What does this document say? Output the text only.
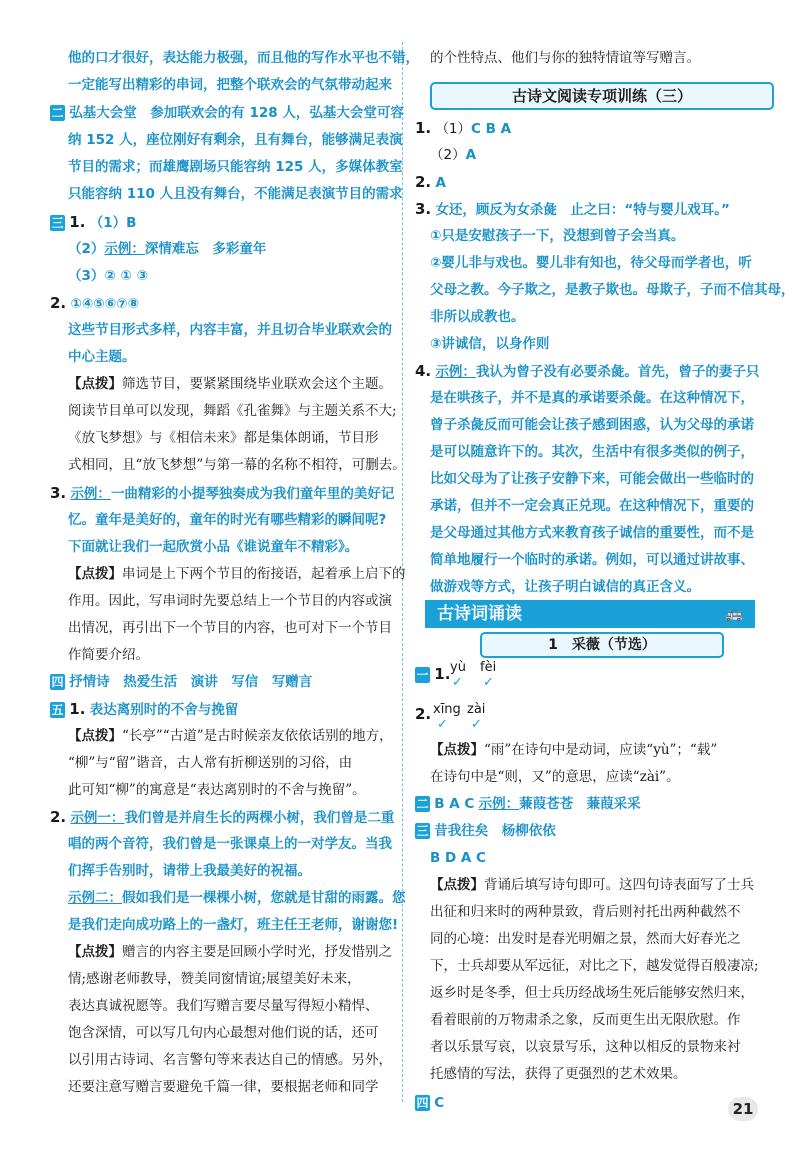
他的口才很好，表达能力极强，而且他的写作水平也不错，
一定能写出精彩的串词，把整个联欢会的气氛带动起来
二 弘基大会堂　参加联欢会的有 128 人，弘基大会堂可容
纳 152 人，座位刚好有剩余，且有舞台，能够满足表演
节目的需求；而雄鹰剧场只能容纳 125 人，多媒体教室
只能容纳 110 人且没有舞台，不能满足表演节目的需求
三 1. （1）B
（2）示例：深情难忘　多彩童年
（3）② ① ③
2. ①④⑤⑥⑦⑧
这些节目形式多样，内容丰富，并且切合毕业联欢会的
中心主题。
【点拨】筛选节目，要紧紧围绕毕业联欢会这个主题。
阅读节目单可以发现，舞蹈《孔雀舞》与主题关系不大;
《放飞梦想》与《相信未来》都是集体朗诵，节目形
式相同，且“放飞梦想”与第一幕的名称不相符，可删去。
3. 示例：一曲精彩的小提琴独奏成为我们童年里的美好记
忆。童年是美好的，童年的时光有哪些精彩的瞬间呢?
下面就让我们一起欣赏小品《谁说童年不精彩》。
【点拨】串词是上下两个节目的衔接语，起着承上启下的
作用。因此，写串词时先要总结上一个节目的内容或演
出情况，再引出下一个节目的内容，也可对下一个节目
作简要介绍。
四 抒情诗　热爱生活　演讲　写信　写赠言
五 1. 表达离别时的不舍与挽留
【点拨】“长亭”“古道”是古时候亲友依依话别的地方，
“柳”与“留”谐音，古人常有折柳送别的习俗，由
此可知“柳”的寓意是“表达离别时的不舍与挽留”。
2. 示例一：我们曾是并肩生长的两棵小树，我们曾是二重
唱的两个音符，我们曾是一张课桌上的一对学友。当我
们挥手告别时，请带上我最美好的祝福。
示例二：假如我们是一棵棵小树，您就是甘甜的雨露。您
是我们走向成功路上的一盏灯，班主任王老师，谢谢您!
【点拨】赠言的内容主要是回顾小学时光，抒发惜别之
情;感谢老师教导，赞美同窗情谊;展望美好未来，
表达真诚祝愿等。我们写赠言要尽量写得短小精悍、
饱含深情，可以写几句内心最想对他们说的话，还可
以引用古诗词、名言警句等来表达自己的情感。另外，
还要注意写赠言要避免千篇一律，要根据老师和同学
的个性特点、他们与你的独特情谊等写赠言。
古诗文阅读专项训练（三）
1. （1）C B A
（2）A
2. A
3. 女还，顾反为女杀彘　止之曰：“特与婴儿戏耳。”
①只是安慰孩子一下，没想到曾子会当真。
②婴儿非与戏也。婴儿非有知也，待父母而学者也，听
父母之教。今子欺之，是教子欺也。母欺子，子而不信其母，
非所以成教也。
③讲诚信，以身作则
4. 示例：我认为曾子没有必要杀彘。首先，曾子的妻子只
是在哄孩子，并不是真的承诺要杀彘。在这种情况下，
曾子杀彘反而可能会让孩子感到困惑，认为父母的承诺
是可以随意许下的。其次，生活中有很多类似的例子，
比如父母为了让孩子安静下来，可能会做出一些临时的
承诺，但并不一定会真正兑现。在这种情况下，重要的
是父母通过其他方式来教育孩子诚信的重要性，而不是
简单地履行一个临时的承诺。例如，可以通过讲故事、
做游戏等方式，让孩子明白诚信的真正含义。
古诗词诵读	🚌
1　采薇（节选）
一 1. yù fèi
✓ ✓
2. xīng zài
✓ ✓
【点拨】“雨”在诗句中是动词，应读“yù”；“载”
在诗句中是“则，又”的意思，应读“zài”。
二 B A C 示例：蒹葭苍苍　蒹葭采采
三 昔我往矣　杨柳依依
B D A C
【点拨】背诵后填写诗句即可。这四句诗表面写了士兵
出征和归来时的两种景致，背后则衬托出两种截然不
同的心境：出发时是春光明媚之景，然而大好春光之
下，士兵却要从军远征，对比之下，越发觉得百般凄凉;
返乡时是冬季，但士兵历经战场生死后能够安然归来，
看着眼前的万物肃杀之象，反而更生出无限欣慰。作
者以乐景写哀，以哀景写乐，这种以相反的景物来衬
托感情的写法，获得了更强烈的艺术效果。
四 C	21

= = =

THE TASK |
Omit the pictures and give the material again, exactly and in full.

REPLY |
What does this document say? Output the text only.
他的口才很好，表达能力极强，而且他的写作水平也不错，
一定能写出精彩的串词，把整个联欢会的气氛带动起来
二 弘基大会堂　参加联欢会的有 128 人，弘基大会堂可容
纳 152 人，座位刚好有剩余，且有舞台，能够满足表演
节目的需求；而雄鹰剧场只能容纳 125 人，多媒体教室
只能容纳 110 人且没有舞台，不能满足表演节目的需求
三 1. （1）B
（2）示例：深情难忘　多彩童年
（3）② ① ③
2. ①④⑤⑥⑦⑧
这些节目形式多样，内容丰富，并且切合毕业联欢会的
中心主题。
【点拨】筛选节目，要紧紧围绕毕业联欢会这个主题。
阅读节目单可以发现，舞蹈《孔雀舞》与主题关系不大;
《放飞梦想》与《相信未来》都是集体朗诵，节目形
式相同，且“放飞梦想”与第一幕的名称不相符，可删去。
3. 示例：一曲精彩的小提琴独奏成为我们童年里的美好记
忆。童年是美好的，童年的时光有哪些精彩的瞬间呢?
下面就让我们一起欣赏小品《谁说童年不精彩》。
【点拨】串词是上下两个节目的衔接语，起着承上启下的
作用。因此，写串词时先要总结上一个节目的内容或演
出情况，再引出下一个节目的内容，也可对下一个节目
作简要介绍。
四 抒情诗　热爱生活　演讲　写信　写赠言
五 1. 表达离别时的不舍与挽留
【点拨】“长亭”“古道”是古时候亲友依依话别的地方，
“柳”与“留”谐音，古人常有折柳送别的习俗，由
此可知“柳”的寓意是“表达离别时的不舍与挽留”。
2. 示例一：我们曾是并肩生长的两棵小树，我们曾是二重
唱的两个音符，我们曾是一张课桌上的一对学友。当我
们挥手告别时，请带上我最美好的祝福。
示例二：假如我们是一棵棵小树，您就是甘甜的雨露。您
是我们走向成功路上的一盏灯，班主任王老师，谢谢您!
【点拨】赠言的内容主要是回顾小学时光，抒发惜别之
情;感谢老师教导，赞美同窗情谊;展望美好未来，
表达真诚祝愿等。我们写赠言要尽量写得短小精悍、
饱含深情，可以写几句内心最想对他们说的话，还可
以引用古诗词、名言警句等来表达自己的情感。另外，
还要注意写赠言要避免千篇一律，要根据老师和同学
的个性特点、他们与你的独特情谊等写赠言。
古诗文阅读专项训练（三）
1. （1）C B A
（2）A
2. A
3. 女还，顾反为女杀彘　止之曰：“特与婴儿戏耳。”
①只是安慰孩子一下，没想到曾子会当真。
②婴儿非与戏也。婴儿非有知也，待父母而学者也，听
父母之教。今子欺之，是教子欺也。母欺子，子而不信其母，
非所以成教也。
③讲诚信，以身作则
4. 示例：我认为曾子没有必要杀彘。首先，曾子的妻子只
是在哄孩子，并不是真的承诺要杀彘。在这种情况下，
曾子杀彘反而可能会让孩子感到困惑，认为父母的承诺
是可以随意许下的。其次，生活中有很多类似的例子，
比如父母为了让孩子安静下来，可能会做出一些临时的
承诺，但并不一定会真正兑现。在这种情况下，重要的
是父母通过其他方式来教育孩子诚信的重要性，而不是
简单地履行一个临时的承诺。例如，可以通过讲故事、
做游戏等方式，让孩子明白诚信的真正含义。
古诗词诵读	🚌
1　采薇（节选）
一 1. yù fèi
✓ ✓
2. xīng zài
✓ ✓
【点拨】“雨”在诗句中是动词，应读“yù”；“载”
在诗句中是“则，又”的意思，应读“zài”。
二 B A C 示例：蒹葭苍苍　蒹葭采采
三 昔我往矣　杨柳依依
B D A C
【点拨】背诵后填写诗句即可。这四句诗表面写了士兵
出征和归来时的两种景致，背后则衬托出两种截然不
同的心境：出发时是春光明媚之景，然而大好春光之
下，士兵却要从军远征，对比之下，越发觉得百般凄凉;
返乡时是冬季，但士兵历经战场生死后能够安然归来，
看着眼前的万物肃杀之象，反而更生出无限欣慰。作
者以乐景写哀，以哀景写乐，这种以相反的景物来衬
托感情的写法，获得了更强烈的艺术效果。
四 C	21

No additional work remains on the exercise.